Pick out all lines with the word "this" from the records that follow.

(Stored data)
□ □ □
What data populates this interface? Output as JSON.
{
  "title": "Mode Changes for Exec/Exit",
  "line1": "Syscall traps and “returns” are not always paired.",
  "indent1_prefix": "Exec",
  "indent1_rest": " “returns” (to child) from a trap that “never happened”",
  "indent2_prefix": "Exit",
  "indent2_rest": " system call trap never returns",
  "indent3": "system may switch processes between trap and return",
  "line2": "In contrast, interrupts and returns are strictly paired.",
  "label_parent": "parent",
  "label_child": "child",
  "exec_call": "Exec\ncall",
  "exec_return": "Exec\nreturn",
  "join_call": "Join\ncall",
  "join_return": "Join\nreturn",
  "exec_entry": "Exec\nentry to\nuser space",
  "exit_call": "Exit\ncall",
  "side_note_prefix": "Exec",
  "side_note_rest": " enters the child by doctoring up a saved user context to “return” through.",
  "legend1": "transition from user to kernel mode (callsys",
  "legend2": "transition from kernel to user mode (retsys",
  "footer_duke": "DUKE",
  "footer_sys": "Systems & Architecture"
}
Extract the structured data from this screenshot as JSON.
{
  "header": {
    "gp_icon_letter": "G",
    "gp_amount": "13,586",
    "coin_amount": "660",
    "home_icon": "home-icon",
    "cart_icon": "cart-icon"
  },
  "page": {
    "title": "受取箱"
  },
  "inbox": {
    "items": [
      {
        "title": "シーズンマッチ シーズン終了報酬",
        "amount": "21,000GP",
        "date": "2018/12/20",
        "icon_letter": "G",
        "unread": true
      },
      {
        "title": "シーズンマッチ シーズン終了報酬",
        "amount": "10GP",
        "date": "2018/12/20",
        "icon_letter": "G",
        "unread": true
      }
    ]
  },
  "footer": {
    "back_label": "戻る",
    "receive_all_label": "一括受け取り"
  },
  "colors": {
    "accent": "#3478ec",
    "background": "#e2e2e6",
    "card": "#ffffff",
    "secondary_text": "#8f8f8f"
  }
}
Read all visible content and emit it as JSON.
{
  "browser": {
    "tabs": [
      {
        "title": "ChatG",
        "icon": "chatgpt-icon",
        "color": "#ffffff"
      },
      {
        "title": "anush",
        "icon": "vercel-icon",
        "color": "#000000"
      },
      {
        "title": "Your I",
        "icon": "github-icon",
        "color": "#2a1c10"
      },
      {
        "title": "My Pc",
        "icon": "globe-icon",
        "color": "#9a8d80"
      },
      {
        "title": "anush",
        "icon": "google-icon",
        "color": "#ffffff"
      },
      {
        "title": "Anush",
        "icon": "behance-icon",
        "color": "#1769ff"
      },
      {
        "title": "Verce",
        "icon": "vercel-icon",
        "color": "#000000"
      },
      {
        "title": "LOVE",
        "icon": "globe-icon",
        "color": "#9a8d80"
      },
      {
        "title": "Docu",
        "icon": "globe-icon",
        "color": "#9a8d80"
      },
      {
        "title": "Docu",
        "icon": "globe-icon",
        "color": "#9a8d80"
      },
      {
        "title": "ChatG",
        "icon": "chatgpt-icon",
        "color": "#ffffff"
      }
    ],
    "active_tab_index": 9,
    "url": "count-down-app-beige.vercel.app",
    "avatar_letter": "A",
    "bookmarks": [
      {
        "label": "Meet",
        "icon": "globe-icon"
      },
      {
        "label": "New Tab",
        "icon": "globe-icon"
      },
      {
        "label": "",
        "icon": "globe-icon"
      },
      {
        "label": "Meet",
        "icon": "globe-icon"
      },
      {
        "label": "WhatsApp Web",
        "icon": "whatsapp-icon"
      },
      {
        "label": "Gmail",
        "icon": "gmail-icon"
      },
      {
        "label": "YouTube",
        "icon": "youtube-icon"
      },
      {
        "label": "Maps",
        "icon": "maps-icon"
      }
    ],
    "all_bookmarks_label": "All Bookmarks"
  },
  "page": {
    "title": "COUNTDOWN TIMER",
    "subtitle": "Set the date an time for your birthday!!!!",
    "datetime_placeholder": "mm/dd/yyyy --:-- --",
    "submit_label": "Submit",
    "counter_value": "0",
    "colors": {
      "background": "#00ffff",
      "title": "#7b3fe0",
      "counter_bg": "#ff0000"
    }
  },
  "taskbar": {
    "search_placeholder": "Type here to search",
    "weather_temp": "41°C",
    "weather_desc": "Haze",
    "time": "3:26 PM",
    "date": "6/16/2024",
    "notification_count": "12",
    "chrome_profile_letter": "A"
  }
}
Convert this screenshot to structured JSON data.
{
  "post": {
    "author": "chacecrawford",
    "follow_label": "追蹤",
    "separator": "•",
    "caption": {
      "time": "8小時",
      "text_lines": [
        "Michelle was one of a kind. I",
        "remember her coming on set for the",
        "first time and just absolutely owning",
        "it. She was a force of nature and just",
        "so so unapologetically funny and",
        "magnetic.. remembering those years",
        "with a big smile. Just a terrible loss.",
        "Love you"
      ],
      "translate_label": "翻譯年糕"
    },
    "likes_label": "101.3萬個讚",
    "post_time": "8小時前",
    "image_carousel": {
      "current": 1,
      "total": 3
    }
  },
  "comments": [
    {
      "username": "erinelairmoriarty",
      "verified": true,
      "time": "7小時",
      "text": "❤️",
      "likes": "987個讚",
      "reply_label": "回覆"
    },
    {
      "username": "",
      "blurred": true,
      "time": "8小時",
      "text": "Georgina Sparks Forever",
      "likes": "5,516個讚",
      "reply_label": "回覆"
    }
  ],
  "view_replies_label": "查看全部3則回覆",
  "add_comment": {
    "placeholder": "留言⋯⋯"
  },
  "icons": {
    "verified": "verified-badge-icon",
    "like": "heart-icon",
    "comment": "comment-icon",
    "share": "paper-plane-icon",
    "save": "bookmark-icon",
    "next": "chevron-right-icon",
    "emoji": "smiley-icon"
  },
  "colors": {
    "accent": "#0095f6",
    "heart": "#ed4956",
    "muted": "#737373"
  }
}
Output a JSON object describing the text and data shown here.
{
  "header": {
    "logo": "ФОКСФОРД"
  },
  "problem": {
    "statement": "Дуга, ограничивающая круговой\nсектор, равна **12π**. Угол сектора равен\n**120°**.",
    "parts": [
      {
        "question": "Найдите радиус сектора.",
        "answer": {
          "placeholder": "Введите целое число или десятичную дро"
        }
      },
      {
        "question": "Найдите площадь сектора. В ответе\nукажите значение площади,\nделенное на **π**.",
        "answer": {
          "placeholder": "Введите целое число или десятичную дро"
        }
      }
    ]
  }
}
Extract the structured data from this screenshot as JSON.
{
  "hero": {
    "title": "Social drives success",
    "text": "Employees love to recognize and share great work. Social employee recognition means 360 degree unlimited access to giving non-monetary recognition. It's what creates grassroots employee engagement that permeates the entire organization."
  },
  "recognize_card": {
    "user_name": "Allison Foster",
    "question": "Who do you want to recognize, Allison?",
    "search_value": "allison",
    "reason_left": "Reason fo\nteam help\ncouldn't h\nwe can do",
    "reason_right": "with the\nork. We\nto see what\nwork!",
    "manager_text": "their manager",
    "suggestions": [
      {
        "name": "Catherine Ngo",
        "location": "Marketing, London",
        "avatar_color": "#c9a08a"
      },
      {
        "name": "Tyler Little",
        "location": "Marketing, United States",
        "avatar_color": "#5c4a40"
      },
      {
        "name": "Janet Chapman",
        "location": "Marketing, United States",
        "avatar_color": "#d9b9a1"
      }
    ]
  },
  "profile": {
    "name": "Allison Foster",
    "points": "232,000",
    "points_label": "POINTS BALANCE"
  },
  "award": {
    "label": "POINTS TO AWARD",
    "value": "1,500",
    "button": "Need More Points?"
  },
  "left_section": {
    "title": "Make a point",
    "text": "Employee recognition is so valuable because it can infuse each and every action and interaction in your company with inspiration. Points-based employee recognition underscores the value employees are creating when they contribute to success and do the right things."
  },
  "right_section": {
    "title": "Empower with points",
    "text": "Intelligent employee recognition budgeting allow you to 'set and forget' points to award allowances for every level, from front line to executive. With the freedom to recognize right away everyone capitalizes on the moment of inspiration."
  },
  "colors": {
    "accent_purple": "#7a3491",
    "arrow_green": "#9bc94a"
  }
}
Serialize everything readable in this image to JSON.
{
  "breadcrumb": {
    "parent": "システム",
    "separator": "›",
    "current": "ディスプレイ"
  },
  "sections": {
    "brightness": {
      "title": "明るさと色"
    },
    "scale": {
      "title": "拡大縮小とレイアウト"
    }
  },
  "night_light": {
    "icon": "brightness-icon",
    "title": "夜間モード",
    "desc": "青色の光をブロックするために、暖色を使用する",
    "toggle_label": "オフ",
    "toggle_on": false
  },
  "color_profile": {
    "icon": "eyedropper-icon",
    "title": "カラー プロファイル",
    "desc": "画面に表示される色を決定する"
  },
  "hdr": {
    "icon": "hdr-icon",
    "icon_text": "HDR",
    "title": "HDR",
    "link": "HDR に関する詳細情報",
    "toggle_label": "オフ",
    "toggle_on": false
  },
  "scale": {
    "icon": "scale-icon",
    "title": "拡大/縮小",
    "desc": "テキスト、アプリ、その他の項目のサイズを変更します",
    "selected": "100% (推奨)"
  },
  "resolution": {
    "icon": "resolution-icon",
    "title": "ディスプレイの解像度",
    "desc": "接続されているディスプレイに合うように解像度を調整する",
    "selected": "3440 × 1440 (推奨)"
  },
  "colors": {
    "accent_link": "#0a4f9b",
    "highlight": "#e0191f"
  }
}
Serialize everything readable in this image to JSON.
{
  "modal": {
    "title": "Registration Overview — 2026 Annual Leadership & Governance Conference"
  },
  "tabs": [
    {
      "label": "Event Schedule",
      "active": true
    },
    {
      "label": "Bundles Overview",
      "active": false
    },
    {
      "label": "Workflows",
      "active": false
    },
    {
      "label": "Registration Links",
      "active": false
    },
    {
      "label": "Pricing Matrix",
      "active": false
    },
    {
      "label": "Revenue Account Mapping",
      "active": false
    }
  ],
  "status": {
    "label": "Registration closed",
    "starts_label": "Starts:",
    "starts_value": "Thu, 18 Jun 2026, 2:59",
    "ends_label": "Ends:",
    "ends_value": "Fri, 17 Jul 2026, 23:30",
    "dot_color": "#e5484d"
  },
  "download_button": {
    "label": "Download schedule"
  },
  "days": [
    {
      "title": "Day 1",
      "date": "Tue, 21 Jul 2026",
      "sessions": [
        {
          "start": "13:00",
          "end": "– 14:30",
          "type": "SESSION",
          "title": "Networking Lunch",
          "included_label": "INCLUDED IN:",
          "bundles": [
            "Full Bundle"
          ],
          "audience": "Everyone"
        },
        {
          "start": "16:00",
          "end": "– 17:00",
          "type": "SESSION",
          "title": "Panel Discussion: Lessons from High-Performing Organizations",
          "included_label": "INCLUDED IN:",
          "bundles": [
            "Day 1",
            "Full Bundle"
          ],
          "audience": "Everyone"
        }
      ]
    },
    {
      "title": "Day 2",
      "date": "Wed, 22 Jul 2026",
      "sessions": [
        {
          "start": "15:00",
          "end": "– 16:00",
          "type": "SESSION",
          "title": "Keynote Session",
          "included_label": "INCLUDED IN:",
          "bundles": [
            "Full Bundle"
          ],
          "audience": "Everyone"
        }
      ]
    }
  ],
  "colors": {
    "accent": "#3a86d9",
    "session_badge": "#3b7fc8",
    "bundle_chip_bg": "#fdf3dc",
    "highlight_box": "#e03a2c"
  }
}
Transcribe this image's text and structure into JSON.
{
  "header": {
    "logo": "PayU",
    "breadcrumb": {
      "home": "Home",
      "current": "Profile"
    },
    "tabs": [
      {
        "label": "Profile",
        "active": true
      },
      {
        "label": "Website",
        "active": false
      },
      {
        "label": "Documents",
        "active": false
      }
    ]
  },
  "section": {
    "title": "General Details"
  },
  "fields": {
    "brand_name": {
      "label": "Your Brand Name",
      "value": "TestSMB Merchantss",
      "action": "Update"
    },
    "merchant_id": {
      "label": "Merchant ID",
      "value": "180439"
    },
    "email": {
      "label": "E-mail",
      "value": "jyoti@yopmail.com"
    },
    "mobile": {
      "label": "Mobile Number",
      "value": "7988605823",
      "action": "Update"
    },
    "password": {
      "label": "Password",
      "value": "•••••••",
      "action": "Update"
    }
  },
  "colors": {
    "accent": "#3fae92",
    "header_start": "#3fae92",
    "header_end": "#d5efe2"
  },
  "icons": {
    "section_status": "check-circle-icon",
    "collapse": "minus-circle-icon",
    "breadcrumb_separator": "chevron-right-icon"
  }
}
□ □ □
Exercise result:
What data populates this interface? Output as JSON.
Extract the structured data from this screenshot as JSON.
Convert this screenshot to structured JSON data.
Extract the structured data from this screenshot as JSON.
Serialize everything readable in this image to JSON.
Serialize everything readable in this image to JSON.
Transcribe this image's text and structure into JSON.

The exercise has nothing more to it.